#### TEKS YANG DIBERIKAN
Di kuliah pun berlanjut belajar coding juga, bahasanya Java waktu itu. Di saat itu, saya masih belum punya bayangan untuk jadi apa setelah lulus, masih punya mindset mahasiswa pada umumnya, cari nilai bagus. Belajar pas kuliah saja, pernah pula jadi budak proker. Masa kelam hehe.
Saya akhirnya dipertemukan dengan teman-teman yang lebih dulu jago coding, macam Fathony, Imam, Arrizal, Mas Echa, dan banyak lagi. Beruntung saya masih punya rasa malu, mereka sudah jago, masa saya masih segini-gini aja. Saya pun bertekad untuk bisa jago seperti mereka.

Memulai belajar

Untuk bisa mengejar ketertinggalan, saya pun harus belajar diluar materi kampus. Pernah waktu itu saya belajar coding Android pada Android Student Club, yang diadakan oleh Google Student. Belum ada Android Kejar waktu itu, sekitar tahun 2015. Pernah pula belajar coding web pakai PHP. Di saat inilah, saya masih bingung mau mendalami yang mana, belajar juga masih moody. Masa kelam juga.

Looking for opportunity

Saya tidak bisa seperti ini terus. Akhirnya, saya pun memberanikan diri cari part time job sebagai programmer. Saya menilai, kerja part time jadi programmer akan ngeboost skill dengan cepat, karena pressure kerja yang mungkin saja besar.
Pernah suatu waktu, saya ikut seleksi dengan AdIns. Hingga 3 kali ikut seleksi, gagal. Bingung juga, gagalnya dimana, test paper coding bisa jawab, interview lancar. Ya sudah, mungkin belum rejeki.

#### TUGAS TERTULIS 1
Sebutkan semua nama teman yang lebih dulu jago coding dalam teks tentang belajar coding.
#### TUGAS TERTULIS 2
Tuliskan kembali tanpa perubahan bagian teks tentang belajar coding dari "Memulai belajar" sampai "mungkin saja besar.".

#### DATA YANG DIBERIKAN

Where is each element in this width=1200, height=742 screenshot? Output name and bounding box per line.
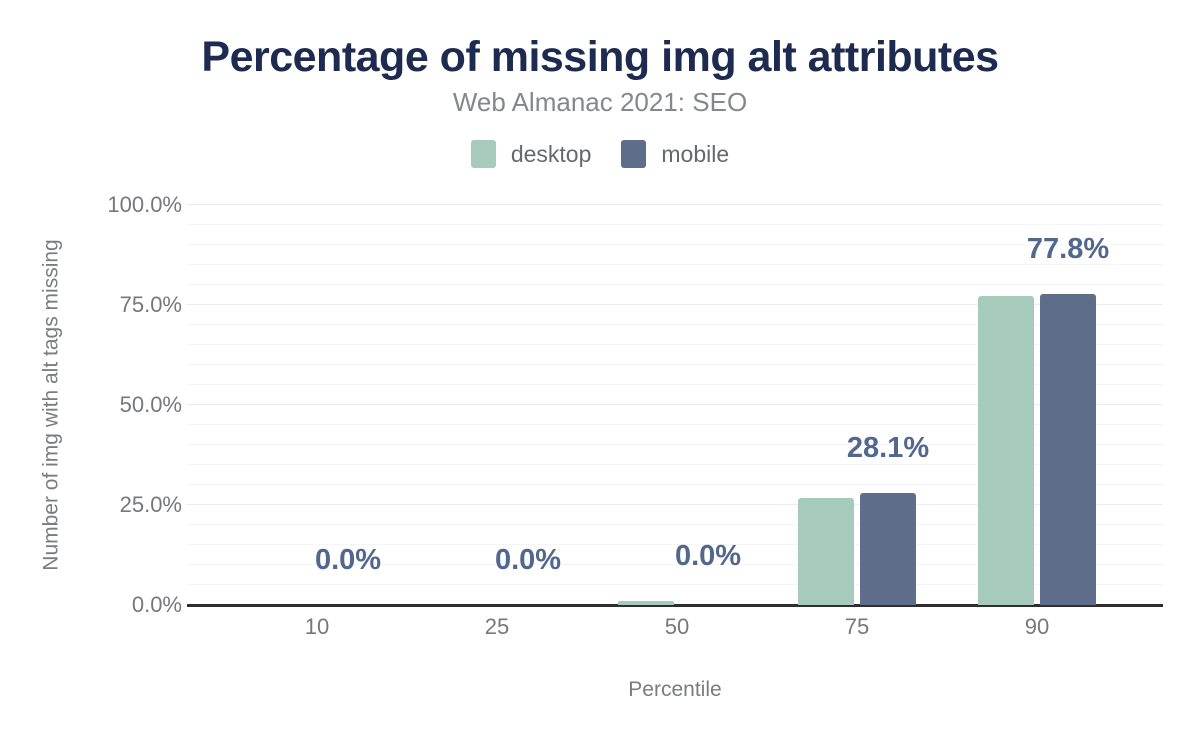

#### PEMBAHASAN JAWABAN 1
Fathony, Imam, Arrizal, Mas Echa

#### PEMBAHASAN JAWABAN 2
Memulai belajar

Untuk bisa mengejar ketertinggalan, saya pun harus belajar diluar materi kampus. Pernah waktu itu saya belajar coding Android pada Android Student Club, yang diadakan oleh Google Student. Belum ada Android Kejar waktu itu, sekitar tahun 2015. Pernah pula belajar coding web pakai PHP. Di saat inilah, saya masih bingung mau mendalami yang mana, belajar juga masih moody. Masa kelam juga.

Looking for opportunity

Saya tidak bisa seperti ini terus. Akhirnya, saya pun memberanikan diri cari part time job sebagai programmer. Saya menilai, kerja part time jadi programmer akan ngeboost skill dengan cepat, karena pressure kerja yang mungkin saja besar.